WRITTEN PROBLEM
Say how many lines hold the string "JSON"; please write nothing but the number.

RECORDED INFORMATION
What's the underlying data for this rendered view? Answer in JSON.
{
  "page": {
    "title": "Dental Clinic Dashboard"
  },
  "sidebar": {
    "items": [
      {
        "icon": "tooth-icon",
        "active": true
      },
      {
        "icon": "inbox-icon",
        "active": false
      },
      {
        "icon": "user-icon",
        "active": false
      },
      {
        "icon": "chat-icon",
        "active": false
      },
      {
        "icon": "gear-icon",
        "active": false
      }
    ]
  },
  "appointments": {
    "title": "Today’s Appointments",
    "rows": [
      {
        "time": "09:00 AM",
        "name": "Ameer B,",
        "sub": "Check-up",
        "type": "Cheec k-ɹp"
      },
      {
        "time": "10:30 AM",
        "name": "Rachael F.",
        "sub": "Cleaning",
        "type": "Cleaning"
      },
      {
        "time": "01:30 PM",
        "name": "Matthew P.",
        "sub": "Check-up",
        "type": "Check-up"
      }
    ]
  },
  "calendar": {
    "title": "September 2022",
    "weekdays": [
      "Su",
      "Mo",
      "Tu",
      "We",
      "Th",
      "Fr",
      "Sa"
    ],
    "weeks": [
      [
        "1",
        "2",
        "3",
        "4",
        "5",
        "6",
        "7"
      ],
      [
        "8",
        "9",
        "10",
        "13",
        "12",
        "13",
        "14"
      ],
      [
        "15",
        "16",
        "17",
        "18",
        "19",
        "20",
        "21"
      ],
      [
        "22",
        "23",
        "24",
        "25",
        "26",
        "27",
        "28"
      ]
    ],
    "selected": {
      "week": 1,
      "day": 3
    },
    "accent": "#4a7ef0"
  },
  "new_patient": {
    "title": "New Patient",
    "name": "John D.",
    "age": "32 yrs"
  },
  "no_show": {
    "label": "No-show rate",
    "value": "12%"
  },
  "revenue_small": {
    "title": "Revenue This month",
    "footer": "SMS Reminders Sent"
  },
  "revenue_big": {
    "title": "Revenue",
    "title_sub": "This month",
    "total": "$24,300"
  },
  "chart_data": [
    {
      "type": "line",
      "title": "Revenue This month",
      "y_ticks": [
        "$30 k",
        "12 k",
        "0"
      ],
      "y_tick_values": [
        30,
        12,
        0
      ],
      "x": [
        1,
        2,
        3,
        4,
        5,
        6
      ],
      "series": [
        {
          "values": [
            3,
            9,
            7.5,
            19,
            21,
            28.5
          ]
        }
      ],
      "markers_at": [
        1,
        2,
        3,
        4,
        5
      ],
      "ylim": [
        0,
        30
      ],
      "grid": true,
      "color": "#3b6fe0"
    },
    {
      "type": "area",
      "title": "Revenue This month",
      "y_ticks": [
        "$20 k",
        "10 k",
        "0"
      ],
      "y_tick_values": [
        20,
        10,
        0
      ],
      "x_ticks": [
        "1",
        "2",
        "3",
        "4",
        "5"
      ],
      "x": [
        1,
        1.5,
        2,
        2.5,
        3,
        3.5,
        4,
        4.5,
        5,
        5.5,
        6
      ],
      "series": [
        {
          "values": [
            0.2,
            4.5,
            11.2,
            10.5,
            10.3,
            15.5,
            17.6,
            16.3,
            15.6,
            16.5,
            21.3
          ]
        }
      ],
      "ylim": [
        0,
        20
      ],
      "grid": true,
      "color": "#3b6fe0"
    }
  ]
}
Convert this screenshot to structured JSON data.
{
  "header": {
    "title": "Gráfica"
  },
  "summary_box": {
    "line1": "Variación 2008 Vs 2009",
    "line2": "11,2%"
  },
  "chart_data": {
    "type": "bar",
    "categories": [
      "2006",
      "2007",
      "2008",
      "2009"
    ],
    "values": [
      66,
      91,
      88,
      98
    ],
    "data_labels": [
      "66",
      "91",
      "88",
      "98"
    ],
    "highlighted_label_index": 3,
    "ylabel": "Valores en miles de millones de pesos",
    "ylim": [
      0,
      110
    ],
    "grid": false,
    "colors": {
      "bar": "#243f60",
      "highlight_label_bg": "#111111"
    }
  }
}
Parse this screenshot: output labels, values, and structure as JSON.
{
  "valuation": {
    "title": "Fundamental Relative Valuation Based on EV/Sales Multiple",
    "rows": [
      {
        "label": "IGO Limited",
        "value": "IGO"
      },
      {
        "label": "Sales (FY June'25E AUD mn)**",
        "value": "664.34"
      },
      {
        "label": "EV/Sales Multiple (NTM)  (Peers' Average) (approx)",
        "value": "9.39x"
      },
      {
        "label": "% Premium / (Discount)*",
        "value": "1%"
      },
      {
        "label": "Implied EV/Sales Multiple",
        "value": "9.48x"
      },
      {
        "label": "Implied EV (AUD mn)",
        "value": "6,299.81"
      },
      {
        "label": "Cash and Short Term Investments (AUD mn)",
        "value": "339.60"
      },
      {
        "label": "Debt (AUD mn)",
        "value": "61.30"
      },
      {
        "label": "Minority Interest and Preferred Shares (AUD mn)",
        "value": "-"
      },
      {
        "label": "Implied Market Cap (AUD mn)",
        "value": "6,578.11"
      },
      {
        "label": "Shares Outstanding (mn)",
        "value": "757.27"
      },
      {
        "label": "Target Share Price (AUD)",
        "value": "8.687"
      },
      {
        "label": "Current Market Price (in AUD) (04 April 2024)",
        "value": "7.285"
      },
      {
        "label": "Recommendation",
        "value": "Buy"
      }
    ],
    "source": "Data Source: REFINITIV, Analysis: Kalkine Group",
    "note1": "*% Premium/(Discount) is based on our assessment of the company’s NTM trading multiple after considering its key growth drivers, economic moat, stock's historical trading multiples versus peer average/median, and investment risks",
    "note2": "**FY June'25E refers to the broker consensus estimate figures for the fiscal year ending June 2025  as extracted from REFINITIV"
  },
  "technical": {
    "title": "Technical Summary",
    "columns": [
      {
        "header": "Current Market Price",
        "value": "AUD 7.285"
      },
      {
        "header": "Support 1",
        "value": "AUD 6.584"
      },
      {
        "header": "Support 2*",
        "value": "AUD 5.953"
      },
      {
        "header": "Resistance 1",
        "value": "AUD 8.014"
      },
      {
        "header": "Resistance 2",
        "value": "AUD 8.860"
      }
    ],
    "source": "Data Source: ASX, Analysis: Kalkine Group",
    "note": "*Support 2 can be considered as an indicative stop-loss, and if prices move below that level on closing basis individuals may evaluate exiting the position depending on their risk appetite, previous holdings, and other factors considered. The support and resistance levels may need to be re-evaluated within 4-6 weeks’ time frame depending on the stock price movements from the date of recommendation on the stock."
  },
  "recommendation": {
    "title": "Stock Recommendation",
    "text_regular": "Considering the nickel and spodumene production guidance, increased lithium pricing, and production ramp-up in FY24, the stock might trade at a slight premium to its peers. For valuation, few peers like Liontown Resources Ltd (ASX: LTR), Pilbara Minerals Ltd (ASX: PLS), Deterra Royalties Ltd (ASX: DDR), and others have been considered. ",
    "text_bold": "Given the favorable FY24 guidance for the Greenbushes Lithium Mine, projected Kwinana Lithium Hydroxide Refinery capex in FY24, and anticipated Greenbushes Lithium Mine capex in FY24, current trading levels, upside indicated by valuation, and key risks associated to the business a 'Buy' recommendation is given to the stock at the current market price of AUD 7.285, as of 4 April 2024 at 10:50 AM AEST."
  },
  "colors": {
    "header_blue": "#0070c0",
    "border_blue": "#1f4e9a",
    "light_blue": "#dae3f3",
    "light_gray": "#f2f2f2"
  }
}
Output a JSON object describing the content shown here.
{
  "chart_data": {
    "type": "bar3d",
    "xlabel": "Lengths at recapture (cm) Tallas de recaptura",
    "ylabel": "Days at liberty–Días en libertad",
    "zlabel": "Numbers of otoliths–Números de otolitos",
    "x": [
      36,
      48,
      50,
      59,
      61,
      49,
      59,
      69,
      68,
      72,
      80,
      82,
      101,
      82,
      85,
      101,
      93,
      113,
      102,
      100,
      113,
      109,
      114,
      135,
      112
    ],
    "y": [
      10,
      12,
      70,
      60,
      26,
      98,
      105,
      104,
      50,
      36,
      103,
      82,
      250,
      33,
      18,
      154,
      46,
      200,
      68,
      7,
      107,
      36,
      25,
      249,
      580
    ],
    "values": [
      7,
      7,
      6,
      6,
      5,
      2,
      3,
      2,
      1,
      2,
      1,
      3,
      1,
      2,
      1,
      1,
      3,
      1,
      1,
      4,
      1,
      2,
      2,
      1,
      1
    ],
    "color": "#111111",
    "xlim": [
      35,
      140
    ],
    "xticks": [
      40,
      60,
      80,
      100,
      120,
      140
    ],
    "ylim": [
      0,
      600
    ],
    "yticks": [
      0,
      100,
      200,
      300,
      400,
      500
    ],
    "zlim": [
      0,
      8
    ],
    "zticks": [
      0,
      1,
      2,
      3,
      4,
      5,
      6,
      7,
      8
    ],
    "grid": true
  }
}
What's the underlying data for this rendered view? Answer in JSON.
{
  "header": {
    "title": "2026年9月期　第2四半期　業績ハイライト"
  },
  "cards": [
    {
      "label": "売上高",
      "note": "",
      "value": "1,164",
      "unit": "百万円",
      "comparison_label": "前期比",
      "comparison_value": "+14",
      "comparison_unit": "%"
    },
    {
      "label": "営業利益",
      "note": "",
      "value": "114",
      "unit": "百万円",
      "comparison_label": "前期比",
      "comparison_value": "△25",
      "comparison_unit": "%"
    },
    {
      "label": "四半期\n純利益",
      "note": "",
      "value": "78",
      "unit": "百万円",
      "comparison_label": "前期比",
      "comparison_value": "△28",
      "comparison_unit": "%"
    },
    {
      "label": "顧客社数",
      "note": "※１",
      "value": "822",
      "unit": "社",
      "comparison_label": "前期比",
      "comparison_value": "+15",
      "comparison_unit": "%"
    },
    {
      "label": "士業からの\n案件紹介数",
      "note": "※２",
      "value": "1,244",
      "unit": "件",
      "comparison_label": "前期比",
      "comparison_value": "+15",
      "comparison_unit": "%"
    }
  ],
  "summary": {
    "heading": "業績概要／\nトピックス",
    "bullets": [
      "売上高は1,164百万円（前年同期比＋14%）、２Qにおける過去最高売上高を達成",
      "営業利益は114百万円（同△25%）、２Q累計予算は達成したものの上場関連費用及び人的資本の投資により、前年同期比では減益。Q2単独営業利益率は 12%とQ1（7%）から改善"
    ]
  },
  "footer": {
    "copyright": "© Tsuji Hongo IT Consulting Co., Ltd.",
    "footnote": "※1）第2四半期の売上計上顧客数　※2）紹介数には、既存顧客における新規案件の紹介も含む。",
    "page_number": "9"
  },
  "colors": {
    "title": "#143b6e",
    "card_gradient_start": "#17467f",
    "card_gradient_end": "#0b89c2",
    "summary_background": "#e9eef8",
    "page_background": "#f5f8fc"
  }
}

TASK SOLUTION
5